Since, I have Se in my top two, you probably have the exact opposite - Ni. 
*N*J


----------



## Darkbloom (Aug 11, 2013)

crashbandicoot said:


> ^^ that sounds like sth I never do. I mean, I just listen to music, I dont even realize what has been literally said in lyrics sometimes. As long as the tune and voices sound chilling/fun its a great song.
> 
> Since, I have Se in my top two, you probably have the exact opposite - Ni.
> *N*J


Up until a year ago I didn't care about lyrics AT ALL.They still aren't always important to me,but when they are I need to know what they really mean.


----------



## Darkbloom (Aug 11, 2013)

And is this Fe?
I can't stand listening to music/watching a movie with someone who doesn't really enjoy it and is truly in love with that music/movie.If I don't manage to make them like it I lose half of the interest too and even start doubting myself for liking it.I also don't always admit what music I listen to,favourite books/movies and stuff like that although I don't like anything weird.I first check if person I'm talking to likes it too.That is if I don't want to piss them off though.

Sorry I'm asking such specific questions,I know it's not the way,but I need to give as much info as possible.


----------



## Darkbloom (Aug 11, 2013)

> After reading a bit more of the op in this thread I am still sure of fe but I noticed a lot of subtle ne. I lean isfj at this point. If not isfj then istj but I don't see te and fi.


And why not ESFJ then?It has Fe,it has Ne and no Te and Fi and it also has Si as a secondary function.


----------



## Eating_salad_bones (Aug 21, 2013)

Your type is also Bikini Kill's type. Not sure. ENFP with a slight tinge of ISTJ.


----------



## Mr inappropriate (Dec 17, 2013)

so, what type did you decide to be?


----------



## Darkbloom (Aug 11, 2013)

Thanks for asking,crash!
Probably ENFJ or ESFJ,leaning towards ENFJ.I'm really not sure yet(but will I ever be?).I wish people who suggested other types had some valid arguments though,instead of just saying a type.

Do you have some new suggestions?I'd be more than willing to consider any possibility.


----------



## Eating_salad_bones (Aug 21, 2013)

Estj.


----------



## Mr inappropriate (Dec 17, 2013)

ENTP maybe because you dont sound like ***J person, and I dont think you care to experience sensory stuff.


----------



## Entropic (Jun 15, 2012)

crashbandicoot said:


> ENTP maybe because you dont sound like ***J person, and I dont think you care to experience sensory stuff.


The problem is, there is no J person or P person in that sense, and ESFJs are Si auxiliary, so they may not care as much about sensation as you think they would. Instead, Si informs their Fe worldview, so they orient their Fe more in terms of the observable. I may actually suggest ESFJ at this point. This ability to be undecisive is something something I see more as a quality in Ne types, where Ne keeps generating options that seem equally valid, so the Ne type can't decide which option is more likely because potentially they could all be.

I also think my initial Fe dom reading was correct. Fe can often be mistaken for intuition both by the Fe type and by people who don't know how to type by functions.


----------



## Mr inappropriate (Dec 17, 2013)

SUPPLIED MATERIAL –
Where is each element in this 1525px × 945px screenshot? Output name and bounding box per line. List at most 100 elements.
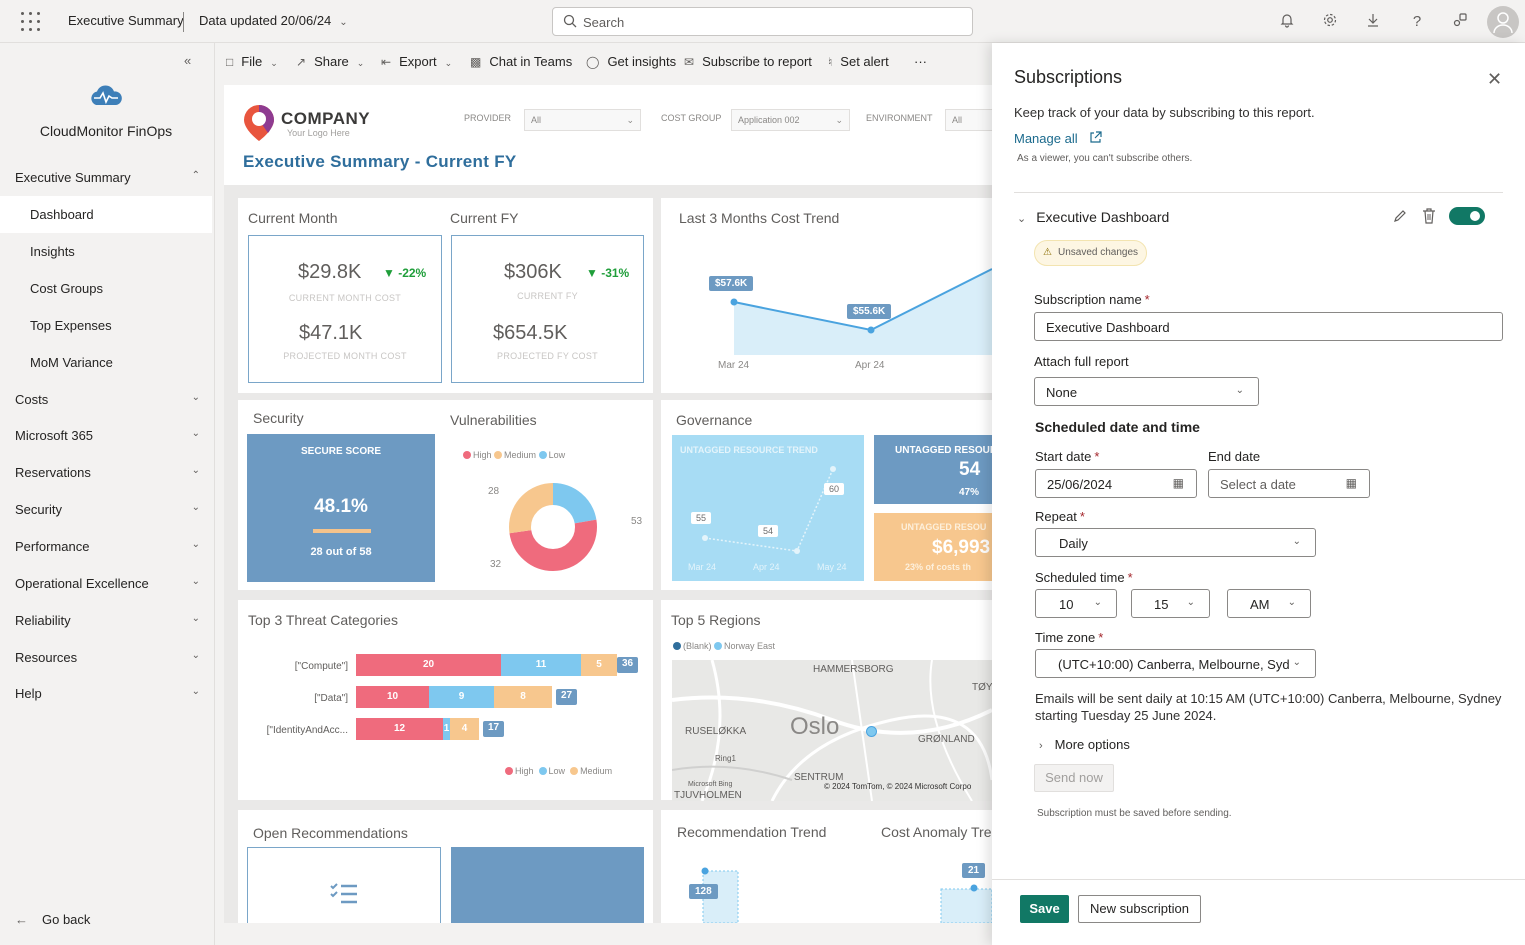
secure-score-detail: 28 out of 58 <box>310 546 372 558</box>
new-subscription-button[interactable]: New subscription <box>1078 895 1201 923</box>
environment-filter[interactable]: All <box>945 109 992 131</box>
nav-microsoft-365[interactable]: Microsoft 365 ⌄ <box>0 417 212 454</box>
set-alert-button[interactable]: ♮ Set alert <box>828 54 889 69</box>
threat-bar-medium[interactable]: 4 <box>450 718 479 740</box>
gear-icon[interactable] <box>1320 12 1340 32</box>
trend-axis-mar: Mar 24 <box>718 360 750 371</box>
subscription-section-toggle[interactable]: ⌄ Executive Dashboard <box>1017 209 1169 225</box>
nav-insights[interactable]: Insights <box>0 233 212 270</box>
nav-top-expenses[interactable]: Top Expenses <box>0 307 212 344</box>
nav-executive-summary[interactable]: Executive Summary ⌃ <box>0 159 212 196</box>
close-icon[interactable]: ✕ <box>1487 69 1503 89</box>
threat-bar-high[interactable]: 20 <box>356 654 501 676</box>
threat-bar-low[interactable]: 1 <box>443 718 450 740</box>
avatar[interactable] <box>1487 6 1519 38</box>
map-marker[interactable] <box>866 726 877 737</box>
current-month-caption: CURRENT MONTH COST <box>288 293 402 303</box>
company-logo-icon <box>244 105 274 141</box>
chevron-down-icon: ⌄ <box>270 58 278 68</box>
current-fy-kpi[interactable]: $306K ▼ -31% CURRENT FY $654.5K PROJECTE… <box>451 235 644 383</box>
threat-bar-high[interactable]: 10 <box>356 686 429 708</box>
high-dot <box>505 767 513 775</box>
nav-costs[interactable]: Costs ⌄ <box>0 381 212 418</box>
open-recommendations-title: Open Recommendations <box>253 825 408 841</box>
nav-reservations[interactable]: Reservations ⌄ <box>0 454 212 491</box>
minute-dropdown[interactable]: 15 ⌄ <box>1131 589 1210 618</box>
attach-report-dropdown[interactable]: None ⌄ <box>1034 377 1259 406</box>
download-icon[interactable] <box>1363 12 1383 32</box>
send-now-button[interactable]: Send now <box>1034 764 1114 792</box>
left-navigation: « CloudMonitor FinOps Executive Summary ⌃… <box>0 43 215 945</box>
manage-all-link[interactable]: Manage all <box>1014 131 1102 146</box>
search-icon <box>563 14 577 28</box>
am-pm-dropdown[interactable]: AM ⌄ <box>1227 589 1311 618</box>
regions-map[interactable]: HAMMERSBORG Oslo RUSELØKKA GRØNLAND SENT… <box>672 660 992 801</box>
threat-bar-low[interactable]: 9 <box>429 686 494 708</box>
delete-icon[interactable] <box>1422 208 1436 224</box>
untagged-resources-count: 54 <box>959 459 981 480</box>
subscribe-button[interactable]: ✉ Subscribe to report <box>684 54 812 69</box>
collapse-nav-icon[interactable]: « <box>184 53 192 68</box>
nav-performance[interactable]: Performance ⌄ <box>0 528 212 565</box>
nav-help[interactable]: Help ⌄ <box>0 675 212 712</box>
subscription-name-input[interactable]: Executive Dashboard <box>1034 312 1503 341</box>
external-link-icon <box>1090 131 1102 143</box>
get-insights-button[interactable]: ◯ Get insights <box>586 54 676 69</box>
export-menu-button[interactable]: ⇤ Export ⌄ <box>381 54 452 69</box>
more-label: ··· <box>914 54 927 69</box>
alert-label: Set alert <box>840 54 889 69</box>
subscription-name-label-text: Subscription name <box>1034 292 1142 307</box>
more-options-toggle[interactable]: › More options <box>1039 737 1130 752</box>
end-date-picker[interactable]: Select a date ▦ <box>1208 469 1370 498</box>
share-icon[interactable] <box>1450 12 1470 32</box>
recommendation-trend-value: 128 <box>689 884 718 899</box>
vulnerabilities-donut-chart[interactable] <box>508 482 598 572</box>
nav-dashboard[interactable]: Dashboard <box>0 196 212 233</box>
threat-bar-high[interactable]: 12 <box>356 718 443 740</box>
help-icon[interactable]: ? <box>1412 13 1422 30</box>
repeat-dropdown[interactable]: Daily ⌄ <box>1035 528 1316 557</box>
file-menu-button[interactable]: □ File ⌄ <box>226 54 278 69</box>
chevron-down-icon: ⌄ <box>191 686 200 697</box>
save-button[interactable]: Save <box>1020 895 1069 923</box>
go-back-button[interactable]: ← Go back <box>15 912 90 927</box>
bell-icon[interactable] <box>1277 12 1297 32</box>
share-menu-button[interactable]: ↗ Share ⌄ <box>296 54 364 69</box>
data-updated-dropdown[interactable]: Data updated 20/06/24 ⌄ <box>199 13 348 28</box>
nav-label: Performance <box>15 539 90 554</box>
share-label: Share <box>314 54 349 69</box>
provider-filter[interactable]: All ⌄ <box>524 109 641 131</box>
threat-bar-medium[interactable]: 8 <box>494 686 552 708</box>
nav-operational-excellence[interactable]: Operational Excellence ⌄ <box>0 565 212 602</box>
cost-group-filter-value: Application 002 <box>738 115 800 125</box>
untagged-trend-tile[interactable]: UNTAGGED RESOURCE TREND 55 54 60 Mar 24 … <box>672 435 864 581</box>
nav-resources[interactable]: Resources ⌄ <box>0 639 212 676</box>
nav-mom-variance[interactable]: MoM Variance <box>0 344 212 381</box>
search-box[interactable]: Search <box>552 7 973 36</box>
cost-group-filter[interactable]: Application 002 ⌄ <box>731 109 850 131</box>
hour-dropdown[interactable]: 10 ⌄ <box>1035 589 1117 618</box>
chevron-down-icon: ⌄ <box>191 502 200 513</box>
edit-icon[interactable] <box>1393 209 1407 223</box>
more-options-button[interactable]: ··· <box>914 54 927 69</box>
cost-trend-chart[interactable] <box>661 198 992 393</box>
nav-security[interactable]: Security ⌄ <box>0 491 212 528</box>
nav-reliability[interactable]: Reliability ⌄ <box>0 602 212 639</box>
medium-dot <box>570 767 579 775</box>
untagged-cost-tile[interactable]: UNTAGGED RESOU $6,993 23% of costs th <box>874 513 992 581</box>
time-zone-dropdown[interactable]: (UTC+10:00) Canberra, Melbourne, Syd ⌄ <box>1035 649 1316 678</box>
open-recs-tile[interactable] <box>247 847 441 923</box>
chevron-right-icon: › <box>1039 740 1043 752</box>
subscription-enabled-toggle[interactable] <box>1449 207 1485 225</box>
secure-score-tile[interactable]: SECURE SCORE 48.1% 28 out of 58 <box>247 434 435 582</box>
start-date-picker[interactable]: 25/06/2024 ▦ <box>1035 469 1197 498</box>
threat-bar-medium[interactable]: 5 <box>581 654 617 676</box>
threat-bar-low[interactable]: 11 <box>501 654 581 676</box>
current-month-kpi[interactable]: $29.8K ▼ -22% CURRENT MONTH COST $47.1K … <box>248 235 442 383</box>
chat-in-teams-button[interactable]: ▩ Chat in Teams <box>470 54 572 69</box>
open-recs-blue-tile[interactable] <box>451 847 644 923</box>
untagged-resources-tile[interactable]: UNTAGGED RESOUR 54 47% <box>874 435 992 504</box>
app-launcher-icon[interactable] <box>21 12 41 32</box>
nav-cost-groups[interactable]: Cost Groups <box>0 270 212 307</box>
nav-label: Operational Excellence <box>15 576 149 591</box>
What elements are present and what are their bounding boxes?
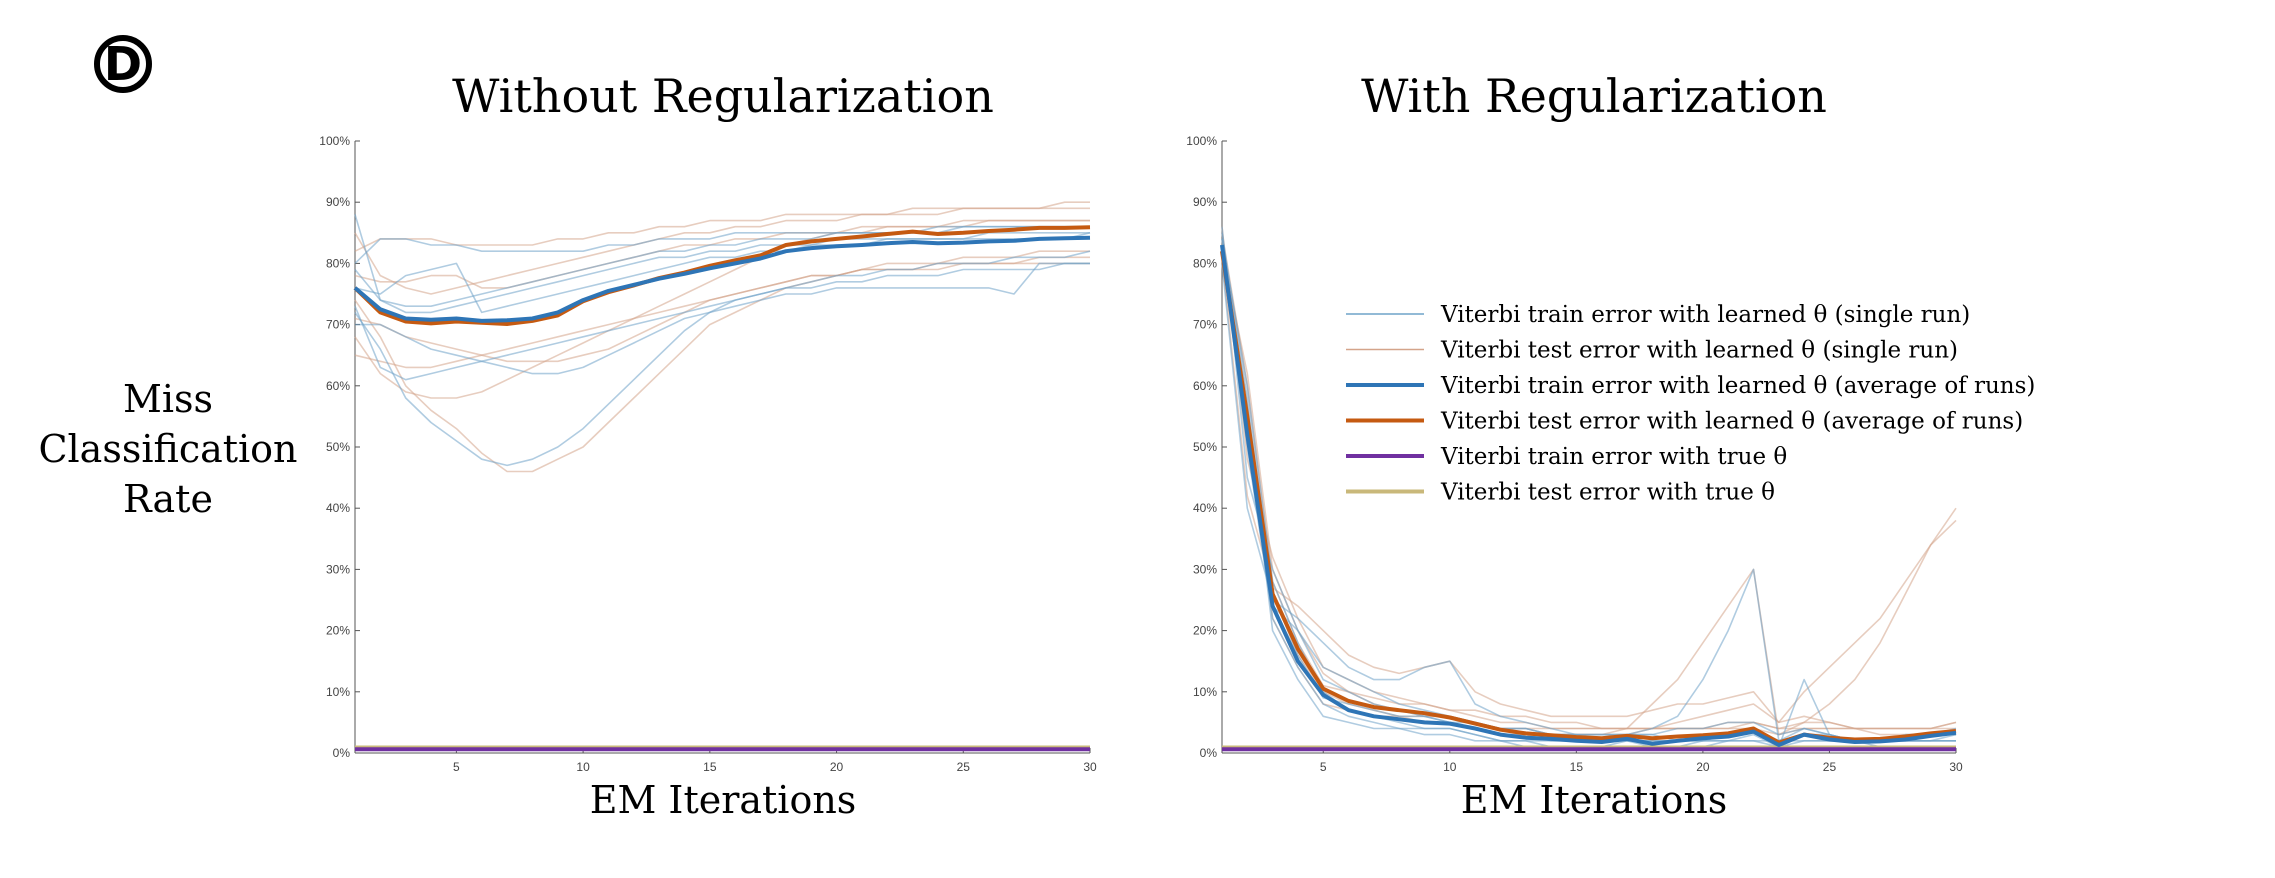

STATED EXERCISE 1 –
Answer these questions using the forum thread.
(a) Which function does crashbandicoot say is in their top two?
(b) Which type does Eating_salad_bones suggest in a one-word post?
(c) According to Entropic, which function is auxiliary for ESFJs?
STATED EXERCISE 2 –
Quote everything in the forum thread from "And is this" down to "info as possible.".

WRITTEN RESPONSE 1 –
(a) Se
(b) ESTJ
(c) Si

WRITTEN RESPONSE 2 –
And is this Fe?
I can't stand listening to music/watching a movie with someone who doesn't really enjoy it and is truly in love with that music/movie.If I don't manage to make them like it I lose half of the interest too and even start doubting myself for liking it.I also don't always admit what music I listen to,favourite books/movies and stuff like that although I don't like anything weird.I first check if person I'm talking to likes it too.That is if I don't want to piss them off though.

Sorry I'm asking such specific questions,I know it's not the way,but I need to give as much info as possible.